**Job:**
Print the listing below in its entirety, character for character.

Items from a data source
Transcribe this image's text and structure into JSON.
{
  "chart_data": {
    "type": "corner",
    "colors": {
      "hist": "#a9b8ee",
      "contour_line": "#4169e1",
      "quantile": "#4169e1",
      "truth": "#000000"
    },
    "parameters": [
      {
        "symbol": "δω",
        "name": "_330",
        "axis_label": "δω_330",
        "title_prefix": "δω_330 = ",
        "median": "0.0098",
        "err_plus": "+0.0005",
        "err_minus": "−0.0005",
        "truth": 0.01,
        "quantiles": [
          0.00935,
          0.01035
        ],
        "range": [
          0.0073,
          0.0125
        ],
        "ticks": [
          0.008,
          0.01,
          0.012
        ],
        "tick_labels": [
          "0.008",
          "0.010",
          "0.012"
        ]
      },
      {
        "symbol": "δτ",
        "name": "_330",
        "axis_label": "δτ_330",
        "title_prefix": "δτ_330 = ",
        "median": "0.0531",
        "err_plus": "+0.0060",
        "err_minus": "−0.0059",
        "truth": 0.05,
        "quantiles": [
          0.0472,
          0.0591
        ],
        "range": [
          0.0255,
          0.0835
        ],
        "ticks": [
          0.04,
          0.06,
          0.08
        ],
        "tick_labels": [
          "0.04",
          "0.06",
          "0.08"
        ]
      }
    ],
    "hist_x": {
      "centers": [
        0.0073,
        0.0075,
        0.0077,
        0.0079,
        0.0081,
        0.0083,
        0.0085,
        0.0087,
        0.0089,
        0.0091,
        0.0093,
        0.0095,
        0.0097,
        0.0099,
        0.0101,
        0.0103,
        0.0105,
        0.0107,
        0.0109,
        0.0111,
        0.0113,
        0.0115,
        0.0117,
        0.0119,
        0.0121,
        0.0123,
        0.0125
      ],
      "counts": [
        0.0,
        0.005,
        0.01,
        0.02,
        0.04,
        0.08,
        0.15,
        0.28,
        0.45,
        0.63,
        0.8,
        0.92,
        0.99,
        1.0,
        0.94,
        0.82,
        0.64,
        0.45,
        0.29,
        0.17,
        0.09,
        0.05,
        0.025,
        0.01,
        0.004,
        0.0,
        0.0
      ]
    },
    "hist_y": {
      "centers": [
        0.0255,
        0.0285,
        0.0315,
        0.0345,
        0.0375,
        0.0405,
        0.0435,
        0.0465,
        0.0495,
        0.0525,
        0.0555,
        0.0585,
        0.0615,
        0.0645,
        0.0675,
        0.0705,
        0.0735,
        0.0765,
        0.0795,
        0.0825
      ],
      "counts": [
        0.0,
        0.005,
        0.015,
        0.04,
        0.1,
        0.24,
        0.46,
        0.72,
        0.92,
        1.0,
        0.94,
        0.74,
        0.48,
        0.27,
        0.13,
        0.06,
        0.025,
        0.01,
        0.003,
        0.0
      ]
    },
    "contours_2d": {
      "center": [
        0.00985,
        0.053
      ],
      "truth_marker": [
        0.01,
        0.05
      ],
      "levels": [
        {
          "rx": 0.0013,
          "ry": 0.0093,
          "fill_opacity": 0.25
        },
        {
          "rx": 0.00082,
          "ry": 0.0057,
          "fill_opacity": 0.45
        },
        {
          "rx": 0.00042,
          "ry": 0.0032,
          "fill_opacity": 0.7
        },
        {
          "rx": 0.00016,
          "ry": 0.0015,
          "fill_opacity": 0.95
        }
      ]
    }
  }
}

**Worked solution:**
Transcribe this image's text and structure into JSON.
{
  "chart_data": {
    "type": "corner",
    "colors": {
      "hist": "#a9b8ee",
      "contour_line": "#4169e1",
      "quantile": "#4169e1",
      "truth": "#000000"
    },
    "parameters": [
      {
        "symbol": "δω",
        "name": "_330",
        "axis_label": "δω_330",
        "title_prefix": "δω_330 = ",
        "median": "0.0098",
        "err_plus": "+0.0005",
        "err_minus": "−0.0005",
        "truth": 0.01,
        "quantiles": [
          0.00935,
          0.01035
        ],
        "range": [
          0.0073,
          0.0125
        ],
        "ticks": [
          0.008,
          0.01,
          0.012
        ],
        "tick_labels": [
          "0.008",
          "0.010",
          "0.012"
        ]
      },
      {
        "symbol": "δτ",
        "name": "_330",
        "axis_label": "δτ_330",
        "title_prefix": "δτ_330 = ",
        "median": "0.0531",
        "err_plus": "+0.0060",
        "err_minus": "−0.0059",
        "truth": 0.05,
        "quantiles": [
          0.0472,
          0.0591
        ],
        "range": [
          0.0255,
          0.0835
        ],
        "ticks": [
          0.04,
          0.06,
          0.08
        ],
        "tick_labels": [
          "0.04",
          "0.06",
          "0.08"
        ]
      }
    ],
    "hist_x": {
      "centers": [
        0.0073,
        0.0075,
        0.0077,
        0.0079,
        0.0081,
        0.0083,
        0.0085,
        0.0087,
        0.0089,
        0.0091,
        0.0093,
        0.0095,
        0.0097,
        0.0099,
        0.0101,
        0.0103,
        0.0105,
        0.0107,
        0.0109,
        0.0111,
        0.0113,
        0.0115,
        0.0117,
        0.0119,
        0.0121,
        0.0123,
        0.0125
      ],
      "counts": [
        0.0,
        0.005,
        0.01,
        0.02,
        0.04,
        0.08,
        0.15,
        0.28,
        0.45,
        0.63,
        0.8,
        0.92,
        0.99,
        1.0,
        0.94,
        0.82,
        0.64,
        0.45,
        0.29,
        0.17,
        0.09,
        0.05,
        0.025,
        0.01,
        0.004,
        0.0,
        0.0
      ]
    },
    "hist_y": {
      "centers": [
        0.0255,
        0.0285,
        0.0315,
        0.0345,
        0.0375,
        0.0405,
        0.0435,
        0.0465,
        0.0495,
        0.0525,
        0.0555,
        0.0585,
        0.0615,
        0.0645,
        0.0675,
        0.0705,
        0.0735,
        0.0765,
        0.0795,
        0.0825
      ],
      "counts": [
        0.0,
        0.005,
        0.015,
        0.04,
        0.1,
        0.24,
        0.46,
        0.72,
        0.92,
        1.0,
        0.94,
        0.74,
        0.48,
        0.27,
        0.13,
        0.06,
        0.025,
        0.01,
        0.003,
        0.0
      ]
    },
    "contours_2d": {
      "center": [
        0.00985,
        0.053
      ],
      "truth_marker": [
        0.01,
        0.05
      ],
      "levels": [
        {
          "rx": 0.0013,
          "ry": 0.0093,
          "fill_opacity": 0.25
        },
        {
          "rx": 0.00082,
          "ry": 0.0057,
          "fill_opacity": 0.45
        },
        {
          "rx": 0.00042,
          "ry": 0.0032,
          "fill_opacity": 0.7
        },
        {
          "rx": 0.00016,
          "ry": 0.0015,
          "fill_opacity": 0.95
        }
      ]
    }
  }
}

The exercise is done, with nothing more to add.